• **INSTRUCTIONS FOR THE TASK**:
What follows is a set of records, each of which is to be written out exactly.

• **ENTRIES PROVIDED**:

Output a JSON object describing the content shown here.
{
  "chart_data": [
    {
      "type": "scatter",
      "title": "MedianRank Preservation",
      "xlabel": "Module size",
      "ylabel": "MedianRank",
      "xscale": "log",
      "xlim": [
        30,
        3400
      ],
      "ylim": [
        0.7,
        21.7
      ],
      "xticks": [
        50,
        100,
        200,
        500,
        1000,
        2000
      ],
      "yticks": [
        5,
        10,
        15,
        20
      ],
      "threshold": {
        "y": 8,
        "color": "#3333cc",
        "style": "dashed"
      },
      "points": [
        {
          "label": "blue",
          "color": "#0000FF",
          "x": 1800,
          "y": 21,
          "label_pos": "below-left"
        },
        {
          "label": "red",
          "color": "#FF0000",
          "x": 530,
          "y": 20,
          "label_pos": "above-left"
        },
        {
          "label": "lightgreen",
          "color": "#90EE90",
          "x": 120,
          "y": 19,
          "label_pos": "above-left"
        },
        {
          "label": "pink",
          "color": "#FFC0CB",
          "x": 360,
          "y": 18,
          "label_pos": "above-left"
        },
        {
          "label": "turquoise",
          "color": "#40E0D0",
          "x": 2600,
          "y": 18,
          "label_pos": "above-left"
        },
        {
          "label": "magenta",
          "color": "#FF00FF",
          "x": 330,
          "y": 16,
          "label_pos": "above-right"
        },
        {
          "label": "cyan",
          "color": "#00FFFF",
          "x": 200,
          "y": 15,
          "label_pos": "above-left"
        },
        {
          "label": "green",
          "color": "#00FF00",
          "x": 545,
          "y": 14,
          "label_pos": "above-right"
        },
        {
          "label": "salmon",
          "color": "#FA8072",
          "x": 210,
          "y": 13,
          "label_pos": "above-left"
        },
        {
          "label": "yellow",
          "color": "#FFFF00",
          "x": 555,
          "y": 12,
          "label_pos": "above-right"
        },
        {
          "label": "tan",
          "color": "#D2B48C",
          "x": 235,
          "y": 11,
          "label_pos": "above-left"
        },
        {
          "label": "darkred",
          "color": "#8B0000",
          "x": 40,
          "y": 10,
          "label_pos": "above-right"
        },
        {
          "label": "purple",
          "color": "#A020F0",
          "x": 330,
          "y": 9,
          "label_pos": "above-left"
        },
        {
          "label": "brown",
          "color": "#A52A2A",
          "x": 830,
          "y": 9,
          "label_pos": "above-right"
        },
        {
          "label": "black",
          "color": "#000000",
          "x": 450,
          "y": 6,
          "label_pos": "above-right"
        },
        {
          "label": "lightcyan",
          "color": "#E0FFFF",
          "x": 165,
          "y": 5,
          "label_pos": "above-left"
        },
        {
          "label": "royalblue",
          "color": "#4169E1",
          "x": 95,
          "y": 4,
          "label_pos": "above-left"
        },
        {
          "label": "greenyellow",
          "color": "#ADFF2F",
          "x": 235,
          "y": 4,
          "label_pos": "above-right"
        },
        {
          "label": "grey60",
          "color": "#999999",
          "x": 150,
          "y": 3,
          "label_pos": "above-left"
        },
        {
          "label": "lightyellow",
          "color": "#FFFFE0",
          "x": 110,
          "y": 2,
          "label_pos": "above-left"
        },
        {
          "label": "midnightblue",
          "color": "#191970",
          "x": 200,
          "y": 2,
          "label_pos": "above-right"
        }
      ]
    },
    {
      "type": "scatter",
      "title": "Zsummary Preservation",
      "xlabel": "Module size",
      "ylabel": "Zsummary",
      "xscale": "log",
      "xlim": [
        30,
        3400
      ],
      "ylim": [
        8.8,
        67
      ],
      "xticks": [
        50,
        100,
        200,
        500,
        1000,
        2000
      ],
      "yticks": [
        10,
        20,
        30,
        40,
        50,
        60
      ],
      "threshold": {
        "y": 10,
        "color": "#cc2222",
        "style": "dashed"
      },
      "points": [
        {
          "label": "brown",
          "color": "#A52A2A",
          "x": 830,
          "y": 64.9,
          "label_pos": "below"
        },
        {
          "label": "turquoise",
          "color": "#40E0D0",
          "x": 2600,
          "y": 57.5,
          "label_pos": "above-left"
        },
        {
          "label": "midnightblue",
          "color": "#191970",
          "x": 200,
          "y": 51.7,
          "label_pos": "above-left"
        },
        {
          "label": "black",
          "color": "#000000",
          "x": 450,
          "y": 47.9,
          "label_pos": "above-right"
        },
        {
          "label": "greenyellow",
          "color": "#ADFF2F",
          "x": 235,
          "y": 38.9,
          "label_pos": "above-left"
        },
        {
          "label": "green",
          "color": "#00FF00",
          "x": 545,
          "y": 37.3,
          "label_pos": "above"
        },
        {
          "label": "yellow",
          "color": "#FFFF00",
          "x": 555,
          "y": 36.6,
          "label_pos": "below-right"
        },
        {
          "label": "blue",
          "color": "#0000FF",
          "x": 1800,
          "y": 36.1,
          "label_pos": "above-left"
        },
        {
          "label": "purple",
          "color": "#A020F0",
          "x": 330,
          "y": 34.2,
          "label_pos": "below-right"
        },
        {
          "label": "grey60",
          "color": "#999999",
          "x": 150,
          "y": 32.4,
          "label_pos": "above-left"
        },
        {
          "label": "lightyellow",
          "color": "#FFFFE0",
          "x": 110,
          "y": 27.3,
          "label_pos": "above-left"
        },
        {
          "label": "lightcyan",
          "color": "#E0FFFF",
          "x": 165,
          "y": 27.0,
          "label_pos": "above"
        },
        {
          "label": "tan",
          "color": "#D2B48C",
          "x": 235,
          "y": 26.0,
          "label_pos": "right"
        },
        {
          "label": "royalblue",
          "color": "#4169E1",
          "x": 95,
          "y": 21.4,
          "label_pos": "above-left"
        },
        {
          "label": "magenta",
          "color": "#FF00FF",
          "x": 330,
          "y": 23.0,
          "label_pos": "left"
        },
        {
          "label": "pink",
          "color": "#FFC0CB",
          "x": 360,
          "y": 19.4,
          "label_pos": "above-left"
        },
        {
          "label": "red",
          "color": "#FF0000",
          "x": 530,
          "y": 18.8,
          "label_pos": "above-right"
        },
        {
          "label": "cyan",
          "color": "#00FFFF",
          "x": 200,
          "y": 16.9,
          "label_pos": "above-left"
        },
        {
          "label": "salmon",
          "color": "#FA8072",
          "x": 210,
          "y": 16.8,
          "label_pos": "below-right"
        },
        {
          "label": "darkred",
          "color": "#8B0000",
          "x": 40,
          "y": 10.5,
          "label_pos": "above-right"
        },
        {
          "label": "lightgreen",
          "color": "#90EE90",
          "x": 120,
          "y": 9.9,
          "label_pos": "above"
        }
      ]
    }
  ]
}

• **SOLUTION TO THIS PROBLEM**:
Output a JSON object describing the content shown here.
{
  "chart_data": [
    {
      "type": "scatter",
      "title": "MedianRank Preservation",
      "xlabel": "Module size",
      "ylabel": "MedianRank",
      "xscale": "log",
      "xlim": [
        30,
        3400
      ],
      "ylim": [
        0.7,
        21.7
      ],
      "xticks": [
        50,
        100,
        200,
        500,
        1000,
        2000
      ],
      "yticks": [
        5,
        10,
        15,
        20
      ],
      "threshold": {
        "y": 8,
        "color": "#3333cc",
        "style": "dashed"
      },
      "points": [
        {
          "label": "blue",
          "color": "#0000FF",
          "x": 1800,
          "y": 21,
          "label_pos": "below-left"
        },
        {
          "label": "red",
          "color": "#FF0000",
          "x": 530,
          "y": 20,
          "label_pos": "above-left"
        },
        {
          "label": "lightgreen",
          "color": "#90EE90",
          "x": 120,
          "y": 19,
          "label_pos": "above-left"
        },
        {
          "label": "pink",
          "color": "#FFC0CB",
          "x": 360,
          "y": 18,
          "label_pos": "above-left"
        },
        {
          "label": "turquoise",
          "color": "#40E0D0",
          "x": 2600,
          "y": 18,
          "label_pos": "above-left"
        },
        {
          "label": "magenta",
          "color": "#FF00FF",
          "x": 330,
          "y": 16,
          "label_pos": "above-right"
        },
        {
          "label": "cyan",
          "color": "#00FFFF",
          "x": 200,
          "y": 15,
          "label_pos": "above-left"
        },
        {
          "label": "green",
          "color": "#00FF00",
          "x": 545,
          "y": 14,
          "label_pos": "above-right"
        },
        {
          "label": "salmon",
          "color": "#FA8072",
          "x": 210,
          "y": 13,
          "label_pos": "above-left"
        },
        {
          "label": "yellow",
          "color": "#FFFF00",
          "x": 555,
          "y": 12,
          "label_pos": "above-right"
        },
        {
          "label": "tan",
          "color": "#D2B48C",
          "x": 235,
          "y": 11,
          "label_pos": "above-left"
        },
        {
          "label": "darkred",
          "color": "#8B0000",
          "x": 40,
          "y": 10,
          "label_pos": "above-right"
        },
        {
          "label": "purple",
          "color": "#A020F0",
          "x": 330,
          "y": 9,
          "label_pos": "above-left"
        },
        {
          "label": "brown",
          "color": "#A52A2A",
          "x": 830,
          "y": 9,
          "label_pos": "above-right"
        },
        {
          "label": "black",
          "color": "#000000",
          "x": 450,
          "y": 6,
          "label_pos": "above-right"
        },
        {
          "label": "lightcyan",
          "color": "#E0FFFF",
          "x": 165,
          "y": 5,
          "label_pos": "above-left"
        },
        {
          "label": "royalblue",
          "color": "#4169E1",
          "x": 95,
          "y": 4,
          "label_pos": "above-left"
        },
        {
          "label": "greenyellow",
          "color": "#ADFF2F",
          "x": 235,
          "y": 4,
          "label_pos": "above-right"
        },
        {
          "label": "grey60",
          "color": "#999999",
          "x": 150,
          "y": 3,
          "label_pos": "above-left"
        },
        {
          "label": "lightyellow",
          "color": "#FFFFE0",
          "x": 110,
          "y": 2,
          "label_pos": "above-left"
        },
        {
          "label": "midnightblue",
          "color": "#191970",
          "x": 200,
          "y": 2,
          "label_pos": "above-right"
        }
      ]
    },
    {
      "type": "scatter",
      "title": "Zsummary Preservation",
      "xlabel": "Module size",
      "ylabel": "Zsummary",
      "xscale": "log",
      "xlim": [
        30,
        3400
      ],
      "ylim": [
        8.8,
        67
      ],
      "xticks": [
        50,
        100,
        200,
        500,
        1000,
        2000
      ],
      "yticks": [
        10,
        20,
        30,
        40,
        50,
        60
      ],
      "threshold": {
        "y": 10,
        "color": "#cc2222",
        "style": "dashed"
      },
      "points": [
        {
          "label": "brown",
          "color": "#A52A2A",
          "x": 830,
          "y": 64.9,
          "label_pos": "below"
        },
        {
          "label": "turquoise",
          "color": "#40E0D0",
          "x": 2600,
          "y": 57.5,
          "label_pos": "above-left"
        },
        {
          "label": "midnightblue",
          "color": "#191970",
          "x": 200,
          "y": 51.7,
          "label_pos": "above-left"
        },
        {
          "label": "black",
          "color": "#000000",
          "x": 450,
          "y": 47.9,
          "label_pos": "above-right"
        },
        {
          "label": "greenyellow",
          "color": "#ADFF2F",
          "x": 235,
          "y": 38.9,
          "label_pos": "above-left"
        },
        {
          "label": "green",
          "color": "#00FF00",
          "x": 545,
          "y": 37.3,
          "label_pos": "above"
        },
        {
          "label": "yellow",
          "color": "#FFFF00",
          "x": 555,
          "y": 36.6,
          "label_pos": "below-right"
        },
        {
          "label": "blue",
          "color": "#0000FF",
          "x": 1800,
          "y": 36.1,
          "label_pos": "above-left"
        },
        {
          "label": "purple",
          "color": "#A020F0",
          "x": 330,
          "y": 34.2,
          "label_pos": "below-right"
        },
        {
          "label": "grey60",
          "color": "#999999",
          "x": 150,
          "y": 32.4,
          "label_pos": "above-left"
        },
        {
          "label": "lightyellow",
          "color": "#FFFFE0",
          "x": 110,
          "y": 27.3,
          "label_pos": "above-left"
        },
        {
          "label": "lightcyan",
          "color": "#E0FFFF",
          "x": 165,
          "y": 27.0,
          "label_pos": "above"
        },
        {
          "label": "tan",
          "color": "#D2B48C",
          "x": 235,
          "y": 26.0,
          "label_pos": "right"
        },
        {
          "label": "royalblue",
          "color": "#4169E1",
          "x": 95,
          "y": 21.4,
          "label_pos": "above-left"
        },
        {
          "label": "magenta",
          "color": "#FF00FF",
          "x": 330,
          "y": 23.0,
          "label_pos": "left"
        },
        {
          "label": "pink",
          "color": "#FFC0CB",
          "x": 360,
          "y": 19.4,
          "label_pos": "above-left"
        },
        {
          "label": "red",
          "color": "#FF0000",
          "x": 530,
          "y": 18.8,
          "label_pos": "above-right"
        },
        {
          "label": "cyan",
          "color": "#00FFFF",
          "x": 200,
          "y": 16.9,
          "label_pos": "above-left"
        },
        {
          "label": "salmon",
          "color": "#FA8072",
          "x": 210,
          "y": 16.8,
          "label_pos": "below-right"
        },
        {
          "label": "darkred",
          "color": "#8B0000",
          "x": 40,
          "y": 10.5,
          "label_pos": "above-right"
        },
        {
          "label": "lightgreen",
          "color": "#90EE90",
          "x": 120,
          "y": 9.9,
          "label_pos": "above"
        }
      ]
    }
  ]
}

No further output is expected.